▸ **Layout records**
START

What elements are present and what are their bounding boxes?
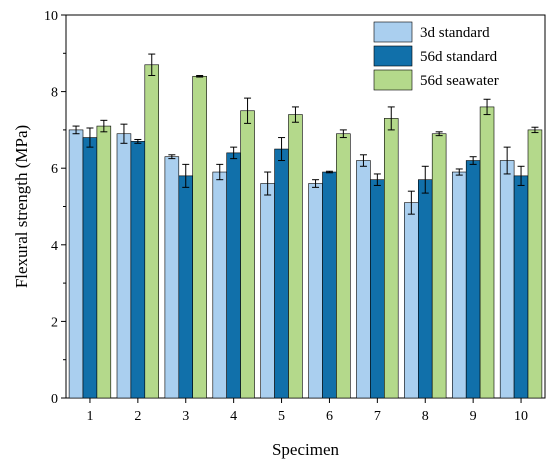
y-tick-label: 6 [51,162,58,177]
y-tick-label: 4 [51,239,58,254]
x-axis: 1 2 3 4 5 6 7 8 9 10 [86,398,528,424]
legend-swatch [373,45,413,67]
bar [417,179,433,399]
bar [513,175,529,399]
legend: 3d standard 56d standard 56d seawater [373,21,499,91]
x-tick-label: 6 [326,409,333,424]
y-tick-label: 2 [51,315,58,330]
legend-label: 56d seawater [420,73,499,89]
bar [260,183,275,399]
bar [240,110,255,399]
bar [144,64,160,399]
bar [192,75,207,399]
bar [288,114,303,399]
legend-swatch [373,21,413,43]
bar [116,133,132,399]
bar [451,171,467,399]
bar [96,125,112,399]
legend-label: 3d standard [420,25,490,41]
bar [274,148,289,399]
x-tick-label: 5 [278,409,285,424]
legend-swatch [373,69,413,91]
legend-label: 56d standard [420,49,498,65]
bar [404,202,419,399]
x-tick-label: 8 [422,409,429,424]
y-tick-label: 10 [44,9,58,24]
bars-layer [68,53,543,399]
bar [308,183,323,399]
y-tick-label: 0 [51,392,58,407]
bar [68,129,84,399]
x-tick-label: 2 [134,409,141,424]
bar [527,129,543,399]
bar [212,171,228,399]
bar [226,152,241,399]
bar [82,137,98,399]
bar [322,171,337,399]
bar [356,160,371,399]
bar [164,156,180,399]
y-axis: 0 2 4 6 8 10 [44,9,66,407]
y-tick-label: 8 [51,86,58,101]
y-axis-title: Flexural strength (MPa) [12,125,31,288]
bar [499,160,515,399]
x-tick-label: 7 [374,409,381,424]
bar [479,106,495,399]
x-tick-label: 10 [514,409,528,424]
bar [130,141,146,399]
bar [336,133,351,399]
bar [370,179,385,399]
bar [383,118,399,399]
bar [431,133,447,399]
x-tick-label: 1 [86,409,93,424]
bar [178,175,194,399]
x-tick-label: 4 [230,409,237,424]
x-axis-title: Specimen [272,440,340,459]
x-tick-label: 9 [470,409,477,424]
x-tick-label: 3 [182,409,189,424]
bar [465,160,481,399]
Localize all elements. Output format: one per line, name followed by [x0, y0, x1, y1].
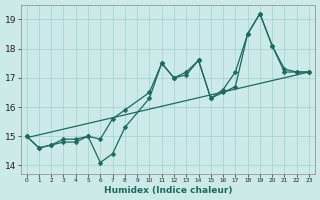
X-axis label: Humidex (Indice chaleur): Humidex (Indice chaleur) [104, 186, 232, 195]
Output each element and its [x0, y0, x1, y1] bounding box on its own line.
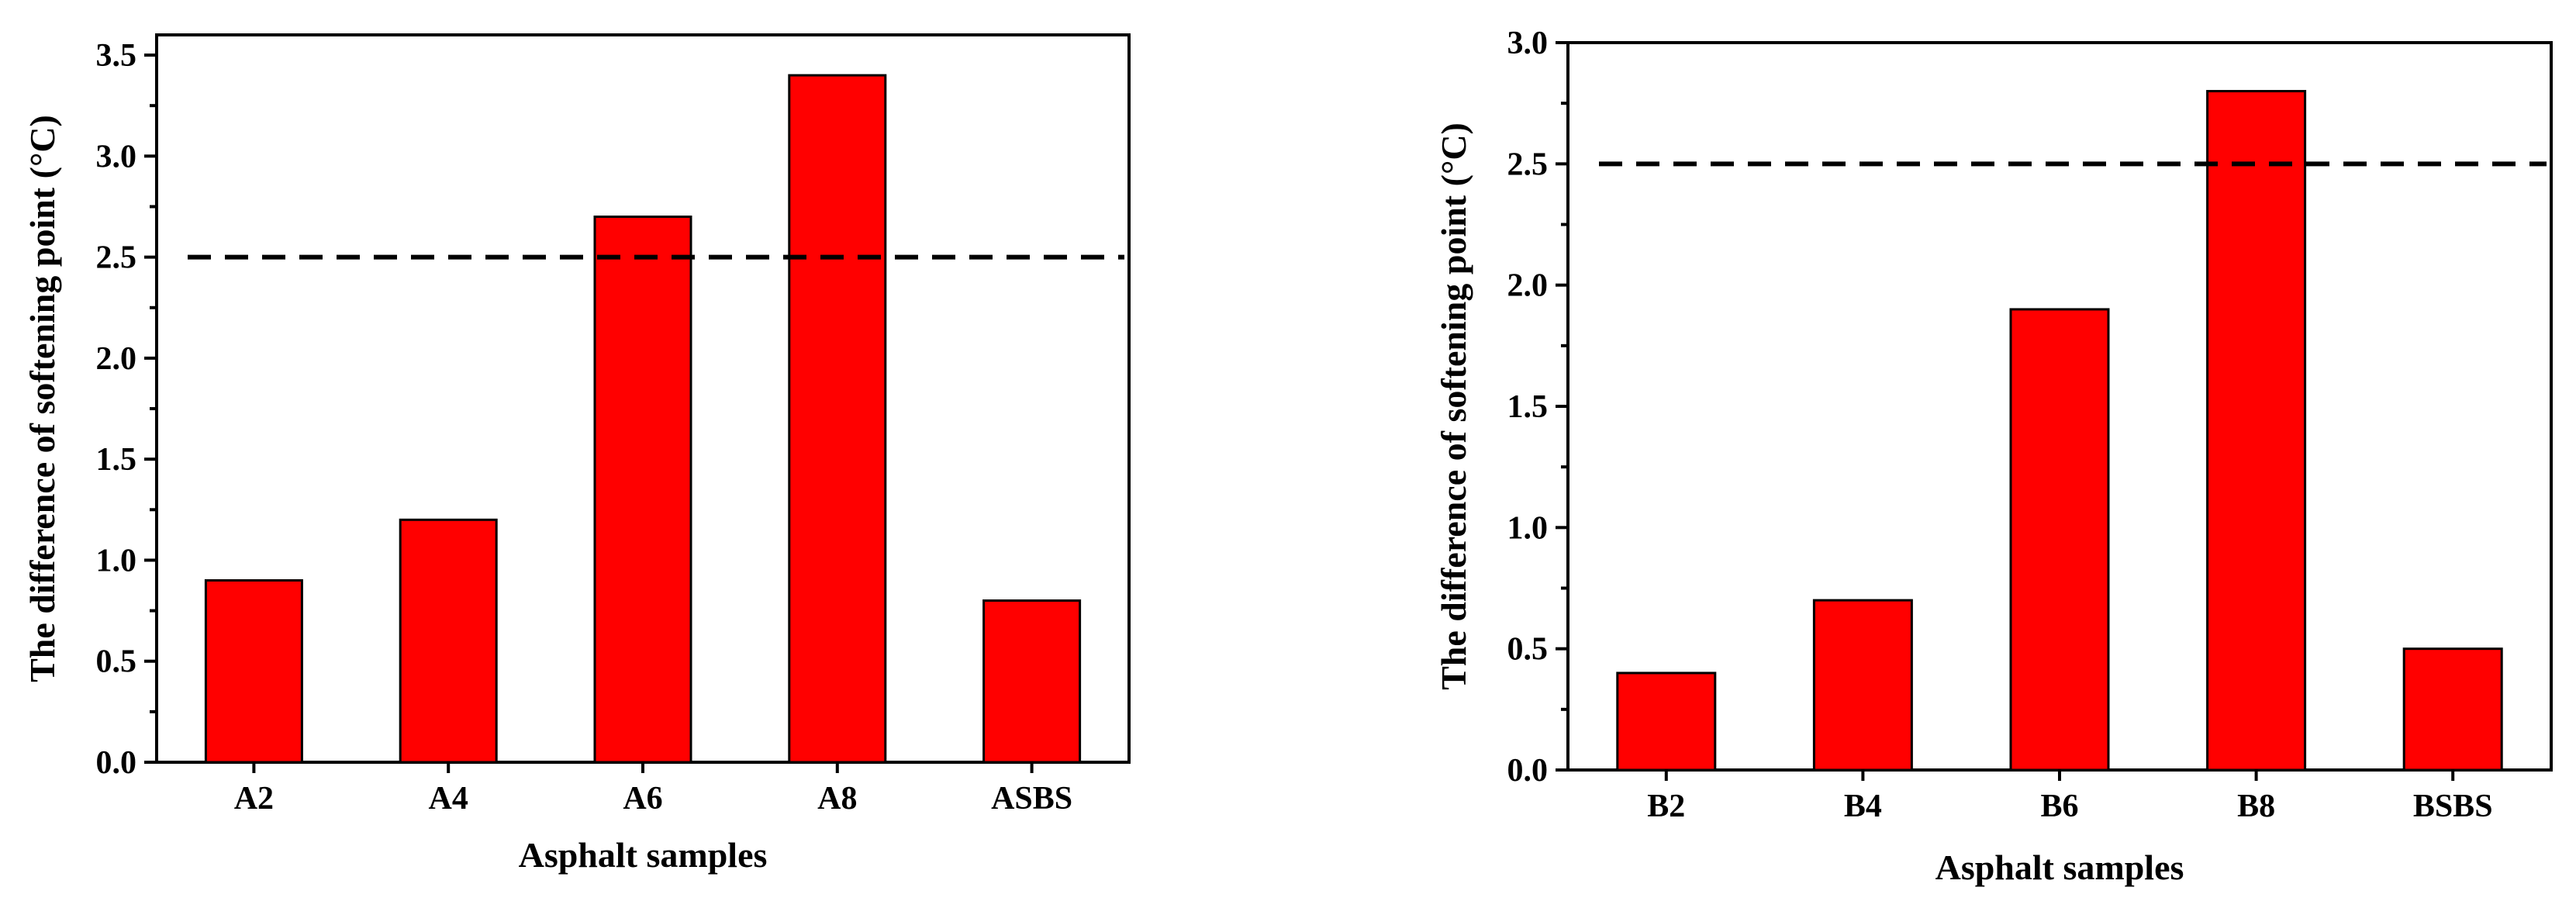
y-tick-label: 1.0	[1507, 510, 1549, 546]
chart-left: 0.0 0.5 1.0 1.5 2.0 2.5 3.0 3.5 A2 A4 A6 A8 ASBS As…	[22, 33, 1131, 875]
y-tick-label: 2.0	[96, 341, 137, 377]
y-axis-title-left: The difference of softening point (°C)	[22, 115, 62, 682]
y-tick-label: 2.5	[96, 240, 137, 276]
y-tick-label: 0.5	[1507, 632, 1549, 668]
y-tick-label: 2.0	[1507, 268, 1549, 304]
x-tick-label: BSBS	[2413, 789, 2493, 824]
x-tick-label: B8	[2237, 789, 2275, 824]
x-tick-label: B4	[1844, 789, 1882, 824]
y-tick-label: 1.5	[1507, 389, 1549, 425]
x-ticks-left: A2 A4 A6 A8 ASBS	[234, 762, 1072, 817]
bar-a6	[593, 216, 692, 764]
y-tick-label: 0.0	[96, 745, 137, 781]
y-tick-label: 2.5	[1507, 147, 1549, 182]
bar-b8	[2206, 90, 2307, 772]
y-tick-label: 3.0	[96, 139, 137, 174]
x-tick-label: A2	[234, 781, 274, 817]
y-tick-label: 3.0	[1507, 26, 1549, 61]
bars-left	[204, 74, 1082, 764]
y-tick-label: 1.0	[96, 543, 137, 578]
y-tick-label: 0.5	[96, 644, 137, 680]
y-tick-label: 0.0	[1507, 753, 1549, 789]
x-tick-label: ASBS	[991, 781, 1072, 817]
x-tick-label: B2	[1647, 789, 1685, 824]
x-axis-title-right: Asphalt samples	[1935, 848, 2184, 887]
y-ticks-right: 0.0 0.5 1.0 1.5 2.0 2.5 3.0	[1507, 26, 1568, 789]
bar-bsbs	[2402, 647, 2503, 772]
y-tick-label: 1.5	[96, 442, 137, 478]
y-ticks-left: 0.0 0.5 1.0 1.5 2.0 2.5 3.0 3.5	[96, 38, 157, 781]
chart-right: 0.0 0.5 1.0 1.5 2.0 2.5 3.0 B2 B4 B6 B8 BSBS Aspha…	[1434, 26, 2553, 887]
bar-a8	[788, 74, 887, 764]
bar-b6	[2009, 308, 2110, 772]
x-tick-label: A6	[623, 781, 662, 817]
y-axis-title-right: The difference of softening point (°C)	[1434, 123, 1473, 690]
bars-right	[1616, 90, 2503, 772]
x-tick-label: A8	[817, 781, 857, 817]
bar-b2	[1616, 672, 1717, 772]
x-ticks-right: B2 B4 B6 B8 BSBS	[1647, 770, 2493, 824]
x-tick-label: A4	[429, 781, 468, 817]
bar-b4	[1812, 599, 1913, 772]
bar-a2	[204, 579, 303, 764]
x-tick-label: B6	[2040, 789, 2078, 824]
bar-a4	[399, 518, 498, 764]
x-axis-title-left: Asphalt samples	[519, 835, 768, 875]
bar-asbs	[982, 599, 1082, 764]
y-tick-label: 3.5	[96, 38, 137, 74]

END

▸ **Your goal**
Swap "Localize" for "Locate" everywhere in the data above and reproduce all of it with no other changes, omitting the pictures.

▸ **Task solution**
What elements are present and what are their bounding boxes?
y-tick-label: 6 [51,162,58,177]
y-tick-label: 4 [51,239,58,254]
x-axis: 1 2 3 4 5 6 7 8 9 10 [86,398,528,424]
legend-swatch [373,45,413,67]
bar [417,179,433,399]
bar [513,175,529,399]
legend: 3d standard 56d standard 56d seawater [373,21,499,91]
x-tick-label: 6 [326,409,333,424]
y-tick-label: 2 [51,315,58,330]
legend-label: 56d seawater [420,73,499,89]
bar [260,183,275,399]
bar [240,110,255,399]
bar [144,64,160,399]
bar [192,75,207,399]
bar [288,114,303,399]
legend-swatch [373,21,413,43]
bar [116,133,132,399]
bar [451,171,467,399]
bar [96,125,112,399]
legend-label: 3d standard [420,25,490,41]
bar [274,148,289,399]
x-tick-label: 5 [278,409,285,424]
legend-swatch [373,69,413,91]
legend-label: 56d standard [420,49,498,65]
bar [404,202,419,399]
x-tick-label: 8 [422,409,429,424]
y-tick-label: 10 [44,9,58,24]
bars-layer [68,53,543,399]
bar [308,183,323,399]
y-tick-label: 0 [51,392,58,407]
bar [68,129,84,399]
x-tick-label: 2 [134,409,141,424]
bar [527,129,543,399]
bar [212,171,228,399]
bar [226,152,241,399]
bar [82,137,98,399]
bar [322,171,337,399]
bar [356,160,371,399]
bar [164,156,180,399]
y-axis: 0 2 4 6 8 10 [44,9,66,407]
y-tick-label: 8 [51,86,58,101]
y-axis-title: Flexural strength (MPa) [12,125,31,288]
bar [499,160,515,399]
x-tick-label: 7 [374,409,381,424]
bar [479,106,495,399]
x-tick-label: 10 [514,409,528,424]
bar [130,141,146,399]
bar [336,133,351,399]
bar [370,179,385,399]
bar [383,118,399,399]
bar [431,133,447,399]
x-tick-label: 1 [86,409,93,424]
bar [178,175,194,399]
x-tick-label: 4 [230,409,237,424]
x-axis-title: Specimen [272,440,340,459]
x-tick-label: 9 [470,409,477,424]
x-tick-label: 3 [182,409,189,424]
bar [465,160,481,399]
Locate all elements. Output format: one per line, name followed by [x0, y0, x1, y1].
X-axis label: Humidex (Indice chaleur): Humidex (Indice chaleur) [104, 186, 232, 195]
Output each element and its [x0, y0, x1, y1] bounding box on its own line.
y-tick-label: 1.0	[1507, 510, 1549, 546]
chart-left: 0.0 0.5 1.0 1.5 2.0 2.5 3.0 3.5 A2 A4 A6 A8 ASBS As…	[22, 33, 1131, 875]
y-tick-label: 2.0	[96, 341, 137, 377]
y-axis-title-left: The difference of softening point (°C)	[22, 115, 62, 682]
y-tick-label: 2.5	[96, 240, 137, 276]
y-tick-label: 0.5	[1507, 632, 1549, 668]
y-tick-label: 2.0	[1507, 268, 1549, 304]
x-tick-label: BSBS	[2413, 789, 2493, 824]
x-tick-label: B8	[2237, 789, 2275, 824]
x-tick-label: B4	[1844, 789, 1882, 824]
y-tick-label: 1.5	[1507, 389, 1549, 425]
x-ticks-left: A2 A4 A6 A8 ASBS	[234, 762, 1072, 817]
bar-a6	[593, 216, 692, 764]
y-tick-label: 0.0	[96, 745, 137, 781]
y-tick-label: 2.5	[1507, 147, 1549, 182]
bar-b8	[2206, 90, 2307, 772]
y-tick-label: 3.0	[96, 139, 137, 174]
x-tick-label: A2	[234, 781, 274, 817]
y-tick-label: 3.0	[1507, 26, 1549, 61]
bars-left	[204, 74, 1082, 764]
y-tick-label: 1.0	[96, 543, 137, 578]
y-tick-label: 0.5	[96, 644, 137, 680]
y-tick-label: 0.0	[1507, 753, 1549, 789]
x-tick-label: ASBS	[991, 781, 1072, 817]
x-tick-label: B2	[1647, 789, 1685, 824]
x-axis-title-right: Asphalt samples	[1935, 848, 2184, 887]
y-ticks-right: 0.0 0.5 1.0 1.5 2.0 2.5 3.0	[1507, 26, 1568, 789]
bar-bsbs	[2402, 647, 2503, 772]
y-tick-label: 1.5	[96, 442, 137, 478]
y-ticks-left: 0.0 0.5 1.0 1.5 2.0 2.5 3.0 3.5	[96, 38, 157, 781]
chart-right: 0.0 0.5 1.0 1.5 2.0 2.5 3.0 B2 B4 B6 B8 BSBS Aspha…	[1434, 26, 2553, 887]
bar-a8	[788, 74, 887, 764]
bar-b6	[2009, 308, 2110, 772]
x-tick-label: A6	[623, 781, 662, 817]
y-axis-title-right: The difference of softening point (°C)	[1434, 123, 1473, 690]
bars-right	[1616, 90, 2503, 772]
x-tick-label: A8	[817, 781, 857, 817]
bar-b2	[1616, 672, 1717, 772]
x-ticks-right: B2 B4 B6 B8 BSBS	[1647, 770, 2493, 824]
x-tick-label: A4	[429, 781, 468, 817]
bar-b4	[1812, 599, 1913, 772]
bar-a2	[204, 579, 303, 764]
x-tick-label: B6	[2040, 789, 2078, 824]
bar-a4	[399, 518, 498, 764]
x-axis-title-left: Asphalt samples	[519, 835, 768, 875]
bar-asbs	[982, 599, 1082, 764]
y-tick-label: 3.5	[96, 38, 137, 74]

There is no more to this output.